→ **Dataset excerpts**
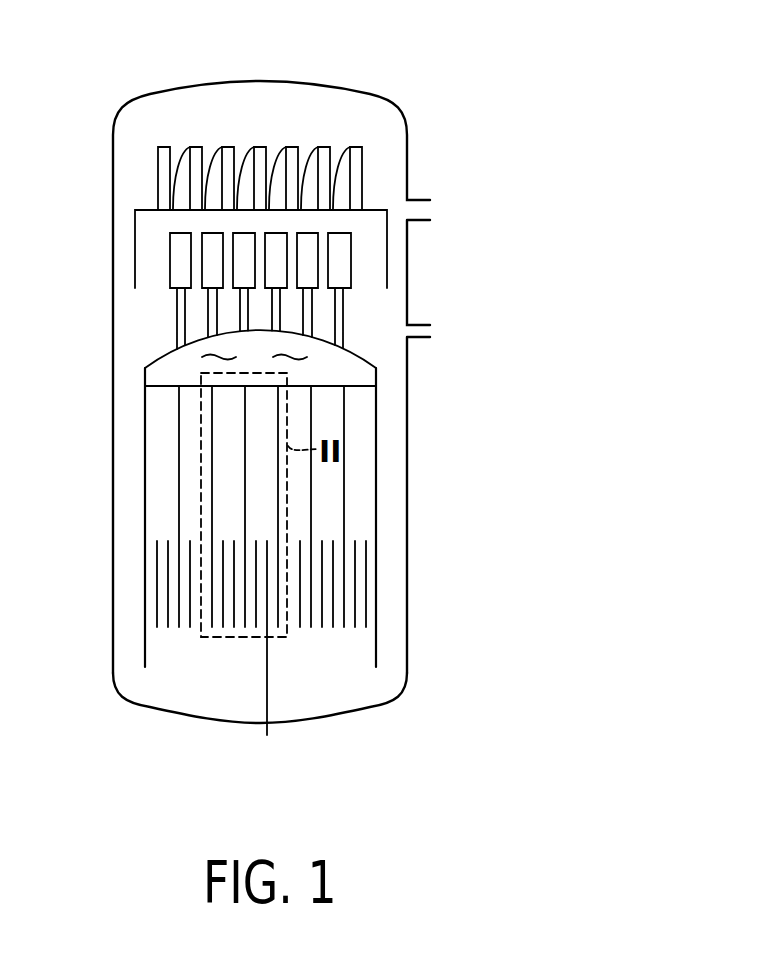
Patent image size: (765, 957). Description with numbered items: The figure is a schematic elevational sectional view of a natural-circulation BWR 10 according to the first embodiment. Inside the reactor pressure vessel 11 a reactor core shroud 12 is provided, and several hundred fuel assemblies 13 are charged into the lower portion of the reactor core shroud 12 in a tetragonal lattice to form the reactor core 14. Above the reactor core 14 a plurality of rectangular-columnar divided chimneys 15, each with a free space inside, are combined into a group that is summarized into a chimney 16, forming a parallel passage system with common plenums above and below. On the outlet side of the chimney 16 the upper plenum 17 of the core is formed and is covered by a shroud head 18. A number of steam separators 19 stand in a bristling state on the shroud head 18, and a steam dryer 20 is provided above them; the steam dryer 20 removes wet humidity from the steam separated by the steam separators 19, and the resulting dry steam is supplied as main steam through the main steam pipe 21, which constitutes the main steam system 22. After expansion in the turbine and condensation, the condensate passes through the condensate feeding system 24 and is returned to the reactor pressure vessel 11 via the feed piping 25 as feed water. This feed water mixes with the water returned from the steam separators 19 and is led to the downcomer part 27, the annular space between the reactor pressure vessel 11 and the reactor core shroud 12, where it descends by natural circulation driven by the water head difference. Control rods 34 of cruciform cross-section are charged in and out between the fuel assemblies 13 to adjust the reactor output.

The natural-circulation BWR 10 is at (381, 43).
The reactor pressure vessel 11 is at (294, 402).
The reactor core shroud 12 is at (212, 517).
The fuel assemblies 13 is at (316, 584).
The reactor core 14 is at (167, 505).
The divided chimneys 15 is at (196, 506).
The chimney 16 is at (212, 410).
The upper plenum 17 is at (254, 354).
The shroud head 18 is at (212, 339).
The steam separators 19 is at (217, 279).
The steam dryer 20 is at (205, 178).
The main steam pipe 21 is at (441, 233).
The main steam system 22 is at (457, 181).
The condensate feeding system 24 is at (457, 306).
The feed piping 25 is at (441, 351).
The downcomer part 27 is at (433, 521).
The control rods 34 is at (237, 655).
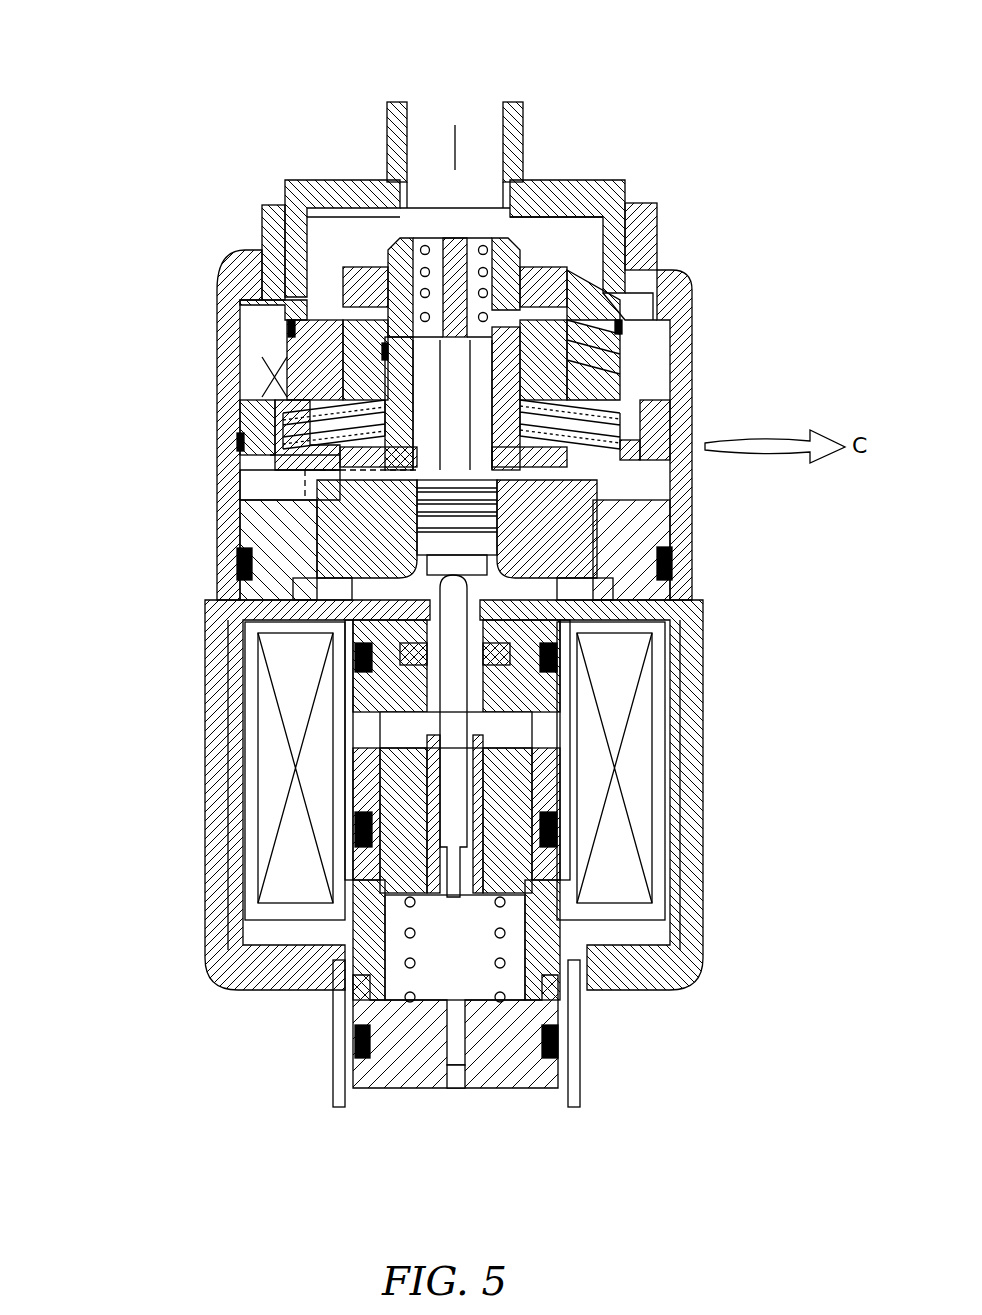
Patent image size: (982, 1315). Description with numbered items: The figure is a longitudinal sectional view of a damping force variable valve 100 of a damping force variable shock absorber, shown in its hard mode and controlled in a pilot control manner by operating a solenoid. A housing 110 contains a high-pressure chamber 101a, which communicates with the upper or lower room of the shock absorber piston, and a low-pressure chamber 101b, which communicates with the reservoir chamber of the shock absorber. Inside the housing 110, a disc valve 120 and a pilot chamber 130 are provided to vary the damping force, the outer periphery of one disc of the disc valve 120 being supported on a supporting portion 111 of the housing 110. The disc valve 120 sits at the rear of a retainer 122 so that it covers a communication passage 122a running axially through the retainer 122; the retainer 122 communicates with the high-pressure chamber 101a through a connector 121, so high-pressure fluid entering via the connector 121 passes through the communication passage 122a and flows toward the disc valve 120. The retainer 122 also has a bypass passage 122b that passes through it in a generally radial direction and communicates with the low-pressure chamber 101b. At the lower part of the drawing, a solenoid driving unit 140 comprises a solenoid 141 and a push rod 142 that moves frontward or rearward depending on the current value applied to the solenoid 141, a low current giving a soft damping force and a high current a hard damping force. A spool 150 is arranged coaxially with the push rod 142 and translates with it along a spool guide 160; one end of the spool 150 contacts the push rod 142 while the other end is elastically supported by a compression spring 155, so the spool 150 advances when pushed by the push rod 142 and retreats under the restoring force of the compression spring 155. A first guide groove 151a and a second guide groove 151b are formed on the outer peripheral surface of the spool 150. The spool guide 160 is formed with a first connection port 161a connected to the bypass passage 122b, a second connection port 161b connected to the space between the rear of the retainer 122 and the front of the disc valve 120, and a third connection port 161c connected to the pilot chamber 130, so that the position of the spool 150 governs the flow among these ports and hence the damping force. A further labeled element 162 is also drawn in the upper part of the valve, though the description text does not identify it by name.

The damping force variable valve 100 is at (175, 1010).
The high-pressure chamber 101a is at (412, 140).
The low-pressure chamber 101b is at (633, 205).
The housing 110 is at (226, 543).
The supporting portion 111 is at (243, 415).
The disc valve 120 is at (322, 478).
The connector 121 is at (620, 225).
The retainer 122 is at (312, 365).
The communication passage 122a is at (300, 355).
The bypass passage 122b is at (636, 400).
The pilot chamber 130 is at (263, 496).
The solenoid driving unit 140 is at (620, 926).
The solenoid 141 is at (662, 793).
The push rod 142 is at (458, 606).
The spool 150 is at (560, 493).
The first guide groove 151a is at (452, 340).
The second guide groove 151b is at (457, 340).
The compression spring 155 is at (593, 307).
The spool guide 160 is at (575, 500).
The first connection port 161a is at (620, 332).
The second connection port 161b is at (607, 447).
The third connection port 161c is at (470, 470).
The spring guide 162 is at (398, 330).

→ **Goal**
Copy every line of the records above word for word, omitting the pictures.

→ **Full answer**
Patent image size: (765, 957). Description with numbered items: The figure is a schematic elevational sectional view of a natural-circulation BWR 10 according to the first embodiment. Inside the reactor pressure vessel 11 a reactor core shroud 12 is provided, and several hundred fuel assemblies 13 are charged into the lower portion of the reactor core shroud 12 in a tetragonal lattice to form the reactor core 14. Above the reactor core 14 a plurality of rectangular-columnar divided chimneys 15, each with a free space inside, are combined into a group that is summarized into a chimney 16, forming a parallel passage system with common plenums above and below. On the outlet side of the chimney 16 the upper plenum 17 of the core is formed and is covered by a shroud head 18. A number of steam separators 19 stand in a bristling state on the shroud head 18, and a steam dryer 20 is provided above them; the steam dryer 20 removes wet humidity from the steam separated by the steam separators 19, and the resulting dry steam is supplied as main steam through the main steam pipe 21, which constitutes the main steam system 22. After expansion in the turbine and condensation, the condensate passes through the condensate feeding system 24 and is returned to the reactor pressure vessel 11 via the feed piping 25 as feed water. This feed water mixes with the water returned from the steam separators 19 and is led to the downcomer part 27, the annular space between the reactor pressure vessel 11 and the reactor core shroud 12, where it descends by natural circulation driven by the water head difference. Control rods 34 of cruciform cross-section are charged in and out between the fuel assemblies 13 to adjust the reactor output.

The natural-circulation BWR 10 is at (381, 43).
The reactor pressure vessel 11 is at (294, 402).
The reactor core shroud 12 is at (212, 517).
The fuel assemblies 13 is at (316, 584).
The reactor core 14 is at (167, 505).
The divided chimneys 15 is at (196, 506).
The chimney 16 is at (212, 410).
The upper plenum 17 is at (254, 354).
The shroud head 18 is at (212, 339).
The steam separators 19 is at (217, 279).
The steam dryer 20 is at (205, 178).
The main steam pipe 21 is at (441, 233).
The main steam system 22 is at (457, 181).
The condensate feeding system 24 is at (457, 306).
The feed piping 25 is at (441, 351).
The downcomer part 27 is at (433, 521).
The control rods 34 is at (237, 655).
Patent image size: (982, 1315). Description with numbered items: The figure is a longitudinal sectional view of a damping force variable valve 100 of a damping force variable shock absorber, shown in its hard mode and controlled in a pilot control manner by operating a solenoid. A housing 110 contains a high-pressure chamber 101a, which communicates with the upper or lower room of the shock absorber piston, and a low-pressure chamber 101b, which communicates with the reservoir chamber of the shock absorber. Inside the housing 110, a disc valve 120 and a pilot chamber 130 are provided to vary the damping force, the outer periphery of one disc of the disc valve 120 being supported on a supporting portion 111 of the housing 110. The disc valve 120 sits at the rear of a retainer 122 so that it covers a communication passage 122a running axially through the retainer 122; the retainer 122 communicates with the high-pressure chamber 101a through a connector 121, so high-pressure fluid entering via the connector 121 passes through the communication passage 122a and flows toward the disc valve 120. The retainer 122 also has a bypass passage 122b that passes through it in a generally radial direction and communicates with the low-pressure chamber 101b. At the lower part of the drawing, a solenoid driving unit 140 comprises a solenoid 141 and a push rod 142 that moves frontward or rearward depending on the current value applied to the solenoid 141, a low current giving a soft damping force and a high current a hard damping force. A spool 150 is arranged coaxially with the push rod 142 and translates with it along a spool guide 160; one end of the spool 150 contacts the push rod 142 while the other end is elastically supported by a compression spring 155, so the spool 150 advances when pushed by the push rod 142 and retreats under the restoring force of the compression spring 155. A first guide groove 151a and a second guide groove 151b are formed on the outer peripheral surface of the spool 150. The spool guide 160 is formed with a first connection port 161a connected to the bypass passage 122b, a second connection port 161b connected to the space between the rear of the retainer 122 and the front of the disc valve 120, and a third connection port 161c connected to the pilot chamber 130, so that the position of the spool 150 governs the flow among these ports and hence the damping force. A further labeled element 162 is also drawn in the upper part of the valve, though the description text does not identify it by name.

The damping force variable valve 100 is at (175, 1010).
The high-pressure chamber 101a is at (412, 140).
The low-pressure chamber 101b is at (633, 205).
The housing 110 is at (226, 543).
The supporting portion 111 is at (243, 415).
The disc valve 120 is at (322, 478).
The connector 121 is at (620, 225).
The retainer 122 is at (312, 365).
The communication passage 122a is at (300, 355).
The bypass passage 122b is at (636, 400).
The pilot chamber 130 is at (263, 496).
The solenoid driving unit 140 is at (620, 926).
The solenoid 141 is at (662, 793).
The push rod 142 is at (458, 606).
The spool 150 is at (560, 493).
The first guide groove 151a is at (452, 340).
The second guide groove 151b is at (457, 340).
The compression spring 155 is at (593, 307).
The spool guide 160 is at (575, 500).
The first connection port 161a is at (620, 332).
The second connection port 161b is at (607, 447).
The third connection port 161c is at (470, 470).
The spring guide 162 is at (398, 330).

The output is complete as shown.